== What the task asks ==
Copy every line of the following data that includes the string "desc".

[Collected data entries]
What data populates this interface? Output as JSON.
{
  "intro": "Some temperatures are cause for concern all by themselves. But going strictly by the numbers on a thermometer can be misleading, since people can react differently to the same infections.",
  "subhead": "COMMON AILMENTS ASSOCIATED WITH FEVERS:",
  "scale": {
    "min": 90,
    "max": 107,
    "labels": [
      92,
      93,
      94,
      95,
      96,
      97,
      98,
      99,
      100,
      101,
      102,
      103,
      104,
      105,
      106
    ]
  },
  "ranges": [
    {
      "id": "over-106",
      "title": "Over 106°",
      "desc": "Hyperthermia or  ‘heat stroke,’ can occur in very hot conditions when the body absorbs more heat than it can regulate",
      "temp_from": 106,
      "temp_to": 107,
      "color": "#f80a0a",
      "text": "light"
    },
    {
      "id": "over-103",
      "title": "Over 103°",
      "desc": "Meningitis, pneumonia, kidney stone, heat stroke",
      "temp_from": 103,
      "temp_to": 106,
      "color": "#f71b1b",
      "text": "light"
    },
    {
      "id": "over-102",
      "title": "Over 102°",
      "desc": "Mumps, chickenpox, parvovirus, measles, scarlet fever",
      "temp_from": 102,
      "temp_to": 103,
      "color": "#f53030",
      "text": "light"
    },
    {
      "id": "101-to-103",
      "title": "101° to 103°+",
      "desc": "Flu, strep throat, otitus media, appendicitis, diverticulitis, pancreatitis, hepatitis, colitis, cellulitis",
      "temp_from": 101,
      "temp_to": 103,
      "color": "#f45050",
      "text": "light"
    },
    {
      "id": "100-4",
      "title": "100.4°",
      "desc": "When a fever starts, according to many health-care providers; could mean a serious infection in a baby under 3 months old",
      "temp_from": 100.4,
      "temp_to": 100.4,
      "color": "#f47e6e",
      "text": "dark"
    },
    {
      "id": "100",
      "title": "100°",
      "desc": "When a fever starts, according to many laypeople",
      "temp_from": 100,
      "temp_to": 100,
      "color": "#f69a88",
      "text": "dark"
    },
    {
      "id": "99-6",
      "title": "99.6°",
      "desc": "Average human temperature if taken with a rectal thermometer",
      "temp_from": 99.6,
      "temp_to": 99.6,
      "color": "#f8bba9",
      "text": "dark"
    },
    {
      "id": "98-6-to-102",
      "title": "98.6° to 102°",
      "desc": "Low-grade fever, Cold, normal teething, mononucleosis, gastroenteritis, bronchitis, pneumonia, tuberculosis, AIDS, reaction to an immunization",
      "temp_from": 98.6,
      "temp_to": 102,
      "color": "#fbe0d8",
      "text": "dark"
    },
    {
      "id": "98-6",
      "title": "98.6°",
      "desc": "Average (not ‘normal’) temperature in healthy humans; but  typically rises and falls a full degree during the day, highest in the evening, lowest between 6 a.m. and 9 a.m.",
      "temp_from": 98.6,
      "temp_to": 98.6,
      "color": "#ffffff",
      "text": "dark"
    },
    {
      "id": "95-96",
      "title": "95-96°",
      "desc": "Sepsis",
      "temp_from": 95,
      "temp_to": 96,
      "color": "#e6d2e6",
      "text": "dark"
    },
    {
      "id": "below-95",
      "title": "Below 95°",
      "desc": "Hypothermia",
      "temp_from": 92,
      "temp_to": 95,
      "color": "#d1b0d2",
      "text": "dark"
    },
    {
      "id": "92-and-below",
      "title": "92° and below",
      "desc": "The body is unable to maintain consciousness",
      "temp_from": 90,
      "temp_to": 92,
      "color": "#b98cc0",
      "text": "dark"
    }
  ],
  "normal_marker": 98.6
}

== The completed task ==
      "desc": "Hyperthermia or  ‘heat stroke,’ can occur in very hot conditions when the body absorbs more heat than it can regulate",
      "desc": "Meningitis, pneumonia, kidney stone, heat stroke",
      "desc": "Mumps, chickenpox, parvovirus, measles, scarlet fever",
      "desc": "Flu, strep throat, otitus media, appendicitis, diverticulitis, pancreatitis, hepatitis, colitis, cellulitis",
      "desc": "When a fever starts, according to many health-care providers; could mean a serious infection in a baby under 3 months old",
      "desc": "When a fever starts, according to many laypeople",
      "desc": "Average human temperature if taken with a rectal thermometer",
      "desc": "Low-grade fever, Cold, normal teething, mononucleosis, gastroenteritis, bronchitis, pneumonia, tuberculosis, AIDS, reaction to an immunization",
      "desc": "Average (not ‘normal’) temperature in healthy humans; but  typically rises and falls a full degree during the day, highest in the evening, lowest between 6 a.m. and 9 a.m.",
      "desc": "Sepsis",
      "desc": "Hypothermia",
      "desc": "The body is unable to maintain consciousness",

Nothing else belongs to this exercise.